**Task to carry out**:
Restate the records below word for word.

**Information given**:
>>
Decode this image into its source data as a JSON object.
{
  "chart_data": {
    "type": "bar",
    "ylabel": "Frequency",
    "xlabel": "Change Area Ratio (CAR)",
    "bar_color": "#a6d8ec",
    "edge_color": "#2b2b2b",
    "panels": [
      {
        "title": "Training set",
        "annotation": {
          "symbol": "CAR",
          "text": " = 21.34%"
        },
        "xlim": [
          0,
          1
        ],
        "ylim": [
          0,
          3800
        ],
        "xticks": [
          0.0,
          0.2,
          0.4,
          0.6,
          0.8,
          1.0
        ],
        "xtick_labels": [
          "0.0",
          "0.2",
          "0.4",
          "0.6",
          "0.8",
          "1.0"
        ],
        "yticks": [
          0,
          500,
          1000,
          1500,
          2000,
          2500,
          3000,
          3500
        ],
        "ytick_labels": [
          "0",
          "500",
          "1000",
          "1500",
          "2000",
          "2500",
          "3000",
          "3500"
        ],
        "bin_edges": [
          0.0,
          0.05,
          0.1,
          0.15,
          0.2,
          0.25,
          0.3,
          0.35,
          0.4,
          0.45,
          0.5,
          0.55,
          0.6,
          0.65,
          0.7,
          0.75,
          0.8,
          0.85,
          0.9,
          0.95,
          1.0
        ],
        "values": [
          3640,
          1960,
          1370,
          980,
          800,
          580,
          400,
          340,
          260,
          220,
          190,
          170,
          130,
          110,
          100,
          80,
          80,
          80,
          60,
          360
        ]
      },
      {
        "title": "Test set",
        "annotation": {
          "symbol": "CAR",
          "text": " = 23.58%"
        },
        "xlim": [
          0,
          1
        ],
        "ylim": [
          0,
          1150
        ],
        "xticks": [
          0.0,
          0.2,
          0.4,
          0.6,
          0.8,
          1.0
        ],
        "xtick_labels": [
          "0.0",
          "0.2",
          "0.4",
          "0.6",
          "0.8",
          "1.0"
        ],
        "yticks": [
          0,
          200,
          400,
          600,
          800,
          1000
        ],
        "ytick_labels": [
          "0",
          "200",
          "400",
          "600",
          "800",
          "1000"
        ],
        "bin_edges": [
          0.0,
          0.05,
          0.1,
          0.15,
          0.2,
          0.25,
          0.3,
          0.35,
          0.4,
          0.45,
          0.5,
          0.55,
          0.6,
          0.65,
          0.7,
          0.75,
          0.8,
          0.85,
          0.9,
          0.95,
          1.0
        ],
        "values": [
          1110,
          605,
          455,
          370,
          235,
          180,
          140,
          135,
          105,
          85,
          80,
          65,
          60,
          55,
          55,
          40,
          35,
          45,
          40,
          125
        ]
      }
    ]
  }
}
<<
**Worked answer**:
Decode this image into its source data as a JSON object.
{
  "chart_data": {
    "type": "bar",
    "ylabel": "Frequency",
    "xlabel": "Change Area Ratio (CAR)",
    "bar_color": "#a6d8ec",
    "edge_color": "#2b2b2b",
    "panels": [
      {
        "title": "Training set",
        "annotation": {
          "symbol": "CAR",
          "text": " = 21.34%"
        },
        "xlim": [
          0,
          1
        ],
        "ylim": [
          0,
          3800
        ],
        "xticks": [
          0.0,
          0.2,
          0.4,
          0.6,
          0.8,
          1.0
        ],
        "xtick_labels": [
          "0.0",
          "0.2",
          "0.4",
          "0.6",
          "0.8",
          "1.0"
        ],
        "yticks": [
          0,
          500,
          1000,
          1500,
          2000,
          2500,
          3000,
          3500
        ],
        "ytick_labels": [
          "0",
          "500",
          "1000",
          "1500",
          "2000",
          "2500",
          "3000",
          "3500"
        ],
        "bin_edges": [
          0.0,
          0.05,
          0.1,
          0.15,
          0.2,
          0.25,
          0.3,
          0.35,
          0.4,
          0.45,
          0.5,
          0.55,
          0.6,
          0.65,
          0.7,
          0.75,
          0.8,
          0.85,
          0.9,
          0.95,
          1.0
        ],
        "values": [
          3640,
          1960,
          1370,
          980,
          800,
          580,
          400,
          340,
          260,
          220,
          190,
          170,
          130,
          110,
          100,
          80,
          80,
          80,
          60,
          360
        ]
      },
      {
        "title": "Test set",
        "annotation": {
          "symbol": "CAR",
          "text": " = 23.58%"
        },
        "xlim": [
          0,
          1
        ],
        "ylim": [
          0,
          1150
        ],
        "xticks": [
          0.0,
          0.2,
          0.4,
          0.6,
          0.8,
          1.0
        ],
        "xtick_labels": [
          "0.0",
          "0.2",
          "0.4",
          "0.6",
          "0.8",
          "1.0"
        ],
        "yticks": [
          0,
          200,
          400,
          600,
          800,
          1000
        ],
        "ytick_labels": [
          "0",
          "200",
          "400",
          "600",
          "800",
          "1000"
        ],
        "bin_edges": [
          0.0,
          0.05,
          0.1,
          0.15,
          0.2,
          0.25,
          0.3,
          0.35,
          0.4,
          0.45,
          0.5,
          0.55,
          0.6,
          0.65,
          0.7,
          0.75,
          0.8,
          0.85,
          0.9,
          0.95,
          1.0
        ],
        "values": [
          1110,
          605,
          455,
          370,
          235,
          180,
          140,
          135,
          105,
          85,
          80,
          65,
          60,
          55,
          55,
          40,
          35,
          45,
          40,
          125
        ]
      }
    ]
  }
}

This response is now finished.